### Request
Your task is to quote the material that follows, in full and exactly.

### Information supplied
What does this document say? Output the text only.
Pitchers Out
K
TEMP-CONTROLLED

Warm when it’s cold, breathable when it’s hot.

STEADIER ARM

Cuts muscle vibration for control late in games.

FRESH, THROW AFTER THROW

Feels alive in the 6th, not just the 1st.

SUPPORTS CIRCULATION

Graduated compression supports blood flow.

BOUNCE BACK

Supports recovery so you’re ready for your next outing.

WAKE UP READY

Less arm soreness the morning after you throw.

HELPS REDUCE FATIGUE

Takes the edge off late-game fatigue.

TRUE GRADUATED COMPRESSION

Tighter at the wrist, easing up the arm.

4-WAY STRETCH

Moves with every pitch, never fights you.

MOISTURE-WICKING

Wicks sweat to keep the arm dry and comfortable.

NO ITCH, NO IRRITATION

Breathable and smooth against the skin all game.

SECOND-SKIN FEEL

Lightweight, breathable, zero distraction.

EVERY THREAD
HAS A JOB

### Finished task
What does this document say? Output the text only.
Pitchers Out
K
TEMP-CONTROLLED

Warm when it’s cold, breathable when it’s hot.

STEADIER ARM

Cuts muscle vibration for control late in games.

FRESH, THROW AFTER THROW

Feels alive in the 6th, not just the 1st.

SUPPORTS CIRCULATION

Graduated compression supports blood flow.

BOUNCE BACK

Supports recovery so you’re ready for your next outing.

WAKE UP READY

Less arm soreness the morning after you throw.

HELPS REDUCE FATIGUE

Takes the edge off late-game fatigue.

TRUE GRADUATED COMPRESSION

Tighter at the wrist, easing up the arm.

4-WAY STRETCH

Moves with every pitch, never fights you.

MOISTURE-WICKING

Wicks sweat to keep the arm dry and comfortable.

NO ITCH, NO IRRITATION

Breathable and smooth against the skin all game.

SECOND-SKIN FEEL

Lightweight, breathable, zero distraction.

EVERY THREAD
HAS A JOB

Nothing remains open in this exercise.